Return all the entries exactly, keeping pictures out.

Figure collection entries
□ □ □ □ □ □ □

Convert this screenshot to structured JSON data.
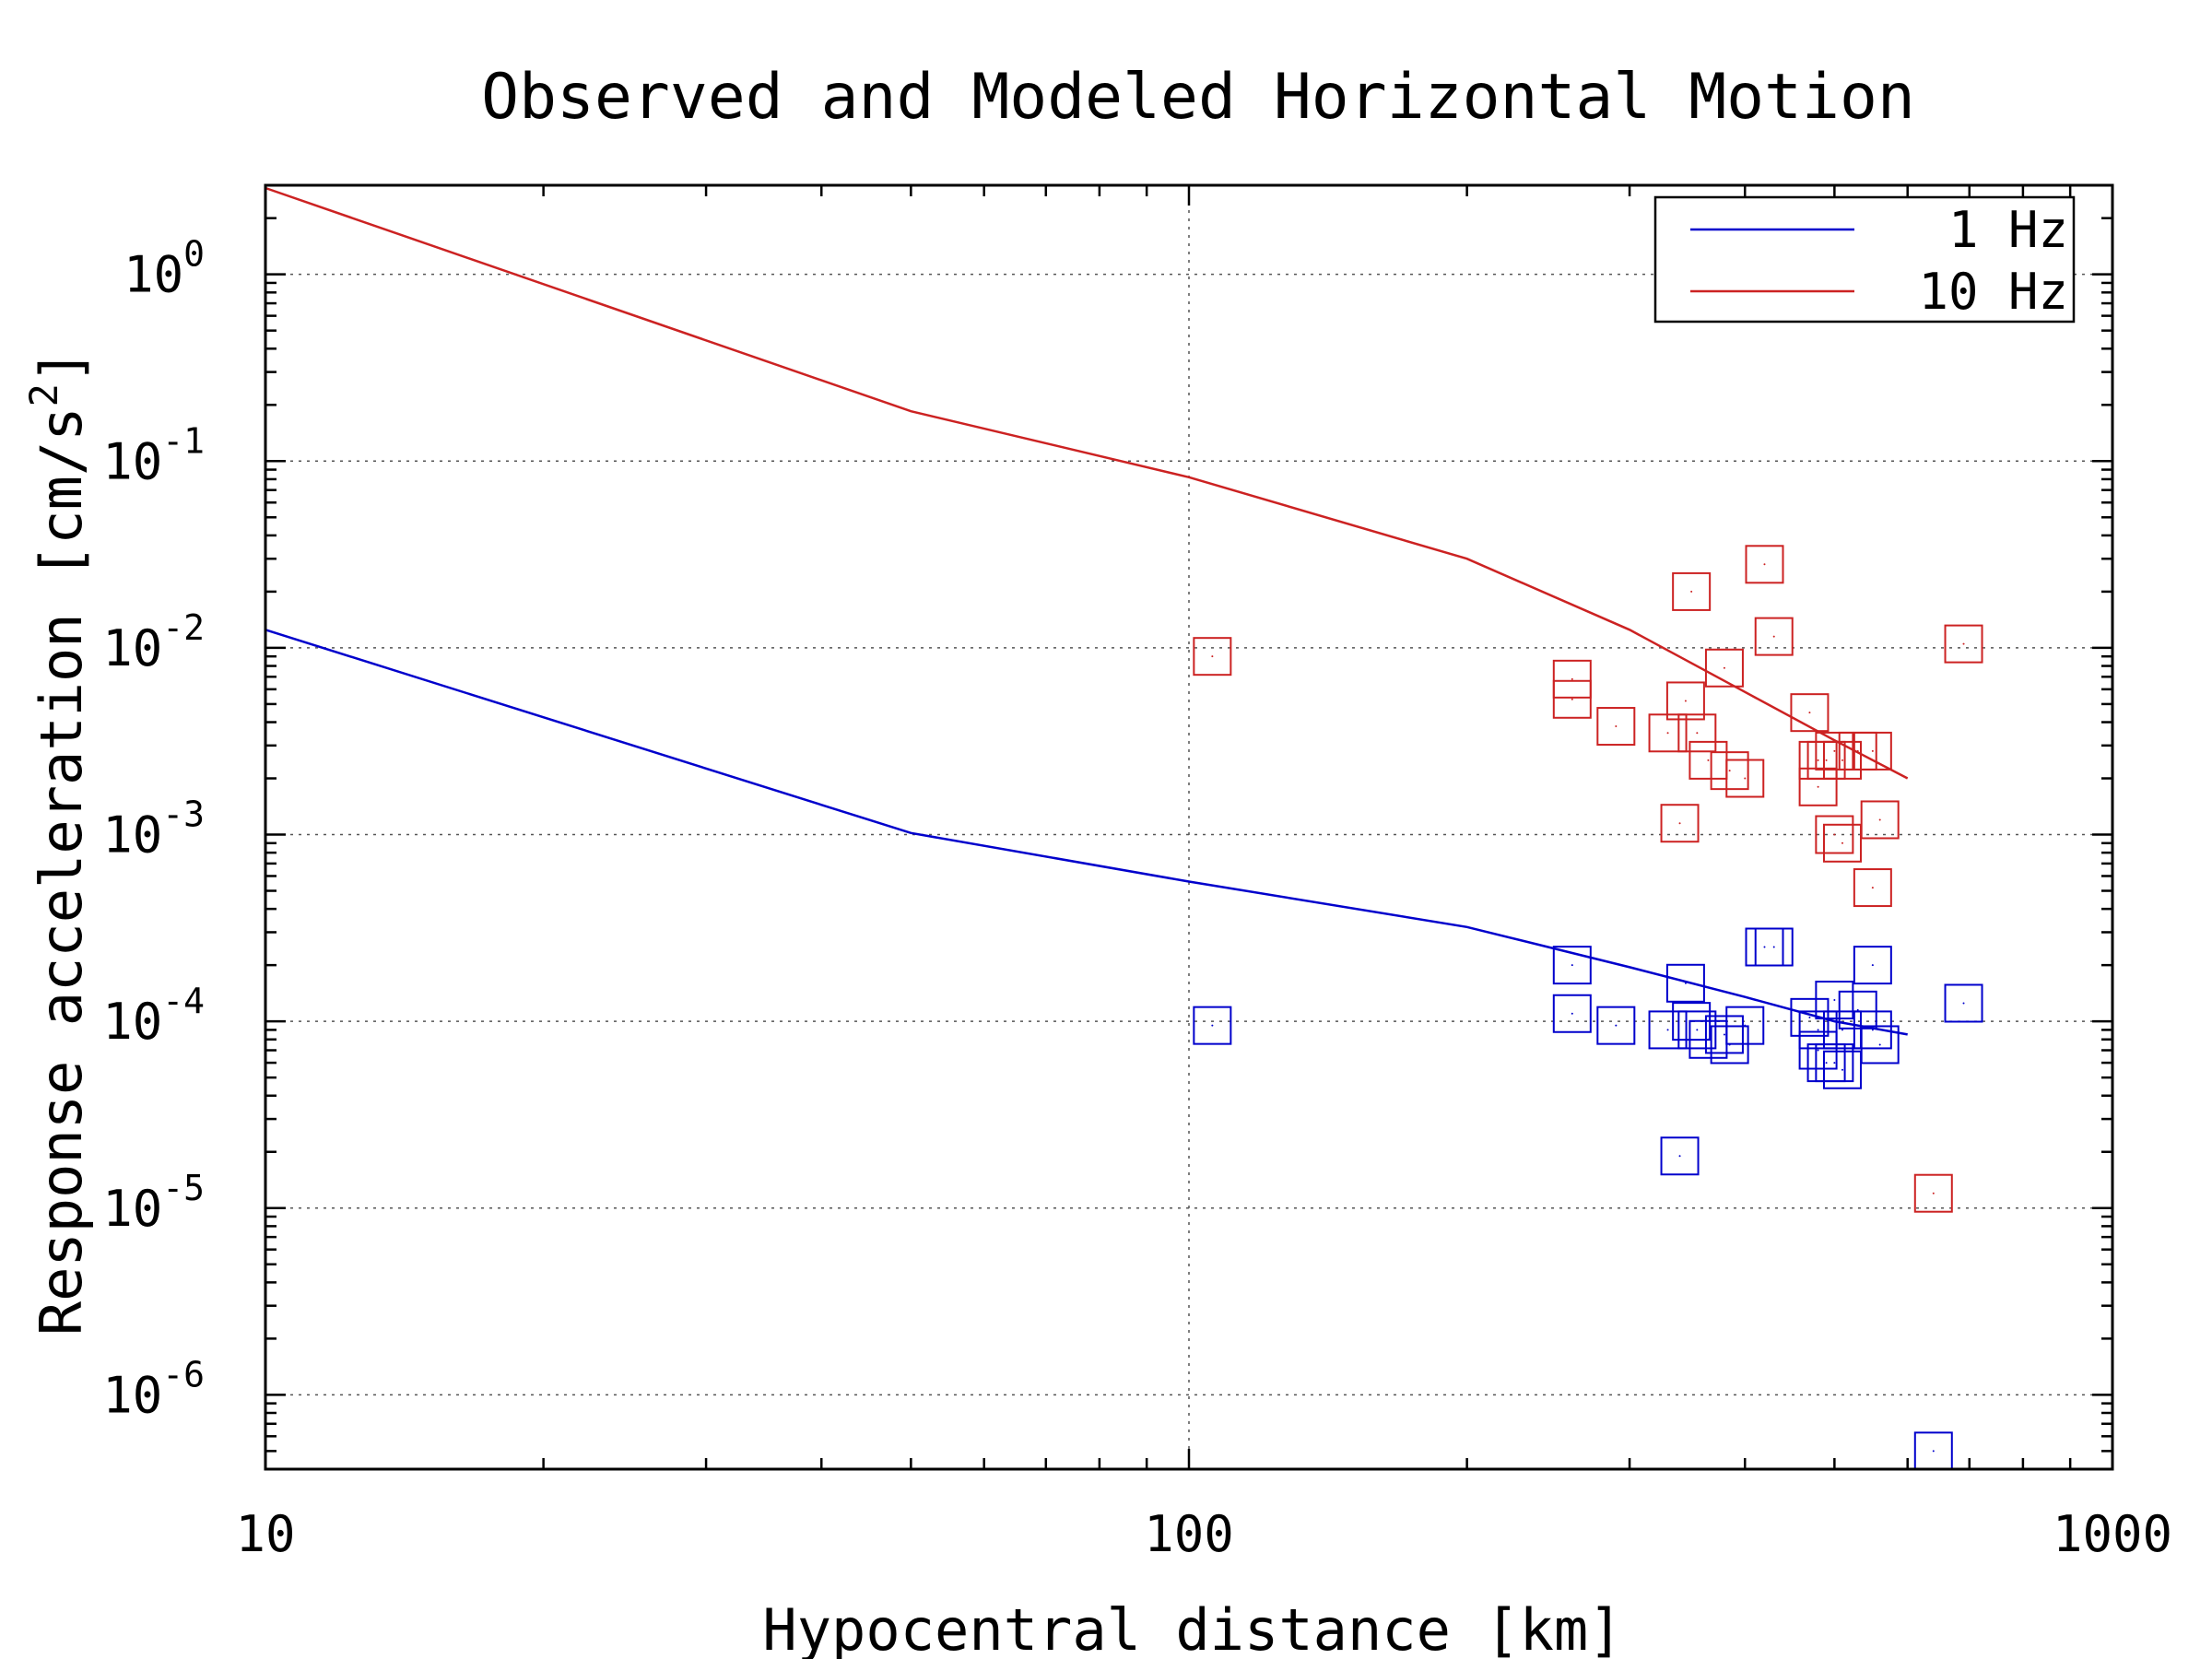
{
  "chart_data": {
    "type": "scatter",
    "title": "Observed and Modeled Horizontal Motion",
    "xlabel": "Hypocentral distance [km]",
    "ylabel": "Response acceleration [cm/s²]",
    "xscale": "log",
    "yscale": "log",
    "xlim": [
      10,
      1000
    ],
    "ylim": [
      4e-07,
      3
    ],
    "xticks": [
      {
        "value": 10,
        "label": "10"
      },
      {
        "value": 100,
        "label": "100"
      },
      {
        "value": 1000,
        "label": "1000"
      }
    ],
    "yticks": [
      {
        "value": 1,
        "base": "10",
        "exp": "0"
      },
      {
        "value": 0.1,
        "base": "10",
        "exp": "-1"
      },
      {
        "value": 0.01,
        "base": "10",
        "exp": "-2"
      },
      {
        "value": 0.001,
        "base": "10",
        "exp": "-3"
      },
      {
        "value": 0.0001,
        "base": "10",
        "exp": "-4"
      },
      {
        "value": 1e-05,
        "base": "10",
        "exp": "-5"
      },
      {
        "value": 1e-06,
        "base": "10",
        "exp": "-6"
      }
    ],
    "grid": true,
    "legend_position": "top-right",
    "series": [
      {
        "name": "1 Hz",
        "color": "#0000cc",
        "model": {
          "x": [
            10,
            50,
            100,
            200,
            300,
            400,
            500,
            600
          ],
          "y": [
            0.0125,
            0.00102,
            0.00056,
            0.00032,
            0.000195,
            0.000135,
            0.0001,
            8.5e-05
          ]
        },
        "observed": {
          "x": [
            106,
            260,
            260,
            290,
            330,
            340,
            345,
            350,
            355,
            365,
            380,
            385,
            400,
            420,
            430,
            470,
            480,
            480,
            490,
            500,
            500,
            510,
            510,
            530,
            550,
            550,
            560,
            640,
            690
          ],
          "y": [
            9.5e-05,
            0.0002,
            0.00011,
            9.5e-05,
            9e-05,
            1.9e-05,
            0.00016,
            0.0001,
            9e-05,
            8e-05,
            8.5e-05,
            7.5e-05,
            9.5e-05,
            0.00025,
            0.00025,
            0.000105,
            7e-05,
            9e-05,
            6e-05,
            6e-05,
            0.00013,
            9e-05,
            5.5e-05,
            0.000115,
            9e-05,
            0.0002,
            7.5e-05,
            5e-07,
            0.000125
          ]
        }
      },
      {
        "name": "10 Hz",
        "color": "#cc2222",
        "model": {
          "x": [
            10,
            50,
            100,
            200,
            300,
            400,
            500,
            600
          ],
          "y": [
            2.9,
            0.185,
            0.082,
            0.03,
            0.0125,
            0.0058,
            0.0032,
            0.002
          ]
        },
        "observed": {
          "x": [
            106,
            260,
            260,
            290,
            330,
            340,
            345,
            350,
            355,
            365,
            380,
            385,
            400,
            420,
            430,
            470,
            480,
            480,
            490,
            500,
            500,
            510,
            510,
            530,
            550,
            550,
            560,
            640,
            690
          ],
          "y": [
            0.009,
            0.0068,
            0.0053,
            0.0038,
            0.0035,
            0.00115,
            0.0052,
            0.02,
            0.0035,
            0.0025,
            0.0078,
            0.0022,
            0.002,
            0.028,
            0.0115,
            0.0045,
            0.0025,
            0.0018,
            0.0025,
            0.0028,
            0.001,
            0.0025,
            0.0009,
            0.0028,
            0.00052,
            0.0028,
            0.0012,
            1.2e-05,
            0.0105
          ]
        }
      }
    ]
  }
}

□ □ □ □ □ □ □

> **Solution**:
Convert this screenshot to structured JSON data.
{
  "chart_data": {
    "type": "scatter",
    "title": "Observed and Modeled Horizontal Motion",
    "xlabel": "Hypocentral distance [km]",
    "ylabel": "Response acceleration [cm/s²]",
    "xscale": "log",
    "yscale": "log",
    "xlim": [
      10,
      1000
    ],
    "ylim": [
      4e-07,
      3
    ],
    "xticks": [
      {
        "value": 10,
        "label": "10"
      },
      {
        "value": 100,
        "label": "100"
      },
      {
        "value": 1000,
        "label": "1000"
      }
    ],
    "yticks": [
      {
        "value": 1,
        "base": "10",
        "exp": "0"
      },
      {
        "value": 0.1,
        "base": "10",
        "exp": "-1"
      },
      {
        "value": 0.01,
        "base": "10",
        "exp": "-2"
      },
      {
        "value": 0.001,
        "base": "10",
        "exp": "-3"
      },
      {
        "value": 0.0001,
        "base": "10",
        "exp": "-4"
      },
      {
        "value": 1e-05,
        "base": "10",
        "exp": "-5"
      },
      {
        "value": 1e-06,
        "base": "10",
        "exp": "-6"
      }
    ],
    "grid": true,
    "legend_position": "top-right",
    "series": [
      {
        "name": "1 Hz",
        "color": "#0000cc",
        "model": {
          "x": [
            10,
            50,
            100,
            200,
            300,
            400,
            500,
            600
          ],
          "y": [
            0.0125,
            0.00102,
            0.00056,
            0.00032,
            0.000195,
            0.000135,
            0.0001,
            8.5e-05
          ]
        },
        "observed": {
          "x": [
            106,
            260,
            260,
            290,
            330,
            340,
            345,
            350,
            355,
            365,
            380,
            385,
            400,
            420,
            430,
            470,
            480,
            480,
            490,
            500,
            500,
            510,
            510,
            530,
            550,
            550,
            560,
            640,
            690
          ],
          "y": [
            9.5e-05,
            0.0002,
            0.00011,
            9.5e-05,
            9e-05,
            1.9e-05,
            0.00016,
            0.0001,
            9e-05,
            8e-05,
            8.5e-05,
            7.5e-05,
            9.5e-05,
            0.00025,
            0.00025,
            0.000105,
            7e-05,
            9e-05,
            6e-05,
            6e-05,
            0.00013,
            9e-05,
            5.5e-05,
            0.000115,
            9e-05,
            0.0002,
            7.5e-05,
            5e-07,
            0.000125
          ]
        }
      },
      {
        "name": "10 Hz",
        "color": "#cc2222",
        "model": {
          "x": [
            10,
            50,
            100,
            200,
            300,
            400,
            500,
            600
          ],
          "y": [
            2.9,
            0.185,
            0.082,
            0.03,
            0.0125,
            0.0058,
            0.0032,
            0.002
          ]
        },
        "observed": {
          "x": [
            106,
            260,
            260,
            290,
            330,
            340,
            345,
            350,
            355,
            365,
            380,
            385,
            400,
            420,
            430,
            470,
            480,
            480,
            490,
            500,
            500,
            510,
            510,
            530,
            550,
            550,
            560,
            640,
            690
          ],
          "y": [
            0.009,
            0.0068,
            0.0053,
            0.0038,
            0.0035,
            0.00115,
            0.0052,
            0.02,
            0.0035,
            0.0025,
            0.0078,
            0.0022,
            0.002,
            0.028,
            0.0115,
            0.0045,
            0.0025,
            0.0018,
            0.0025,
            0.0028,
            0.001,
            0.0025,
            0.0009,
            0.0028,
            0.00052,
            0.0028,
            0.0012,
            1.2e-05,
            0.0105
          ]
        }
      }
    ]
  }
}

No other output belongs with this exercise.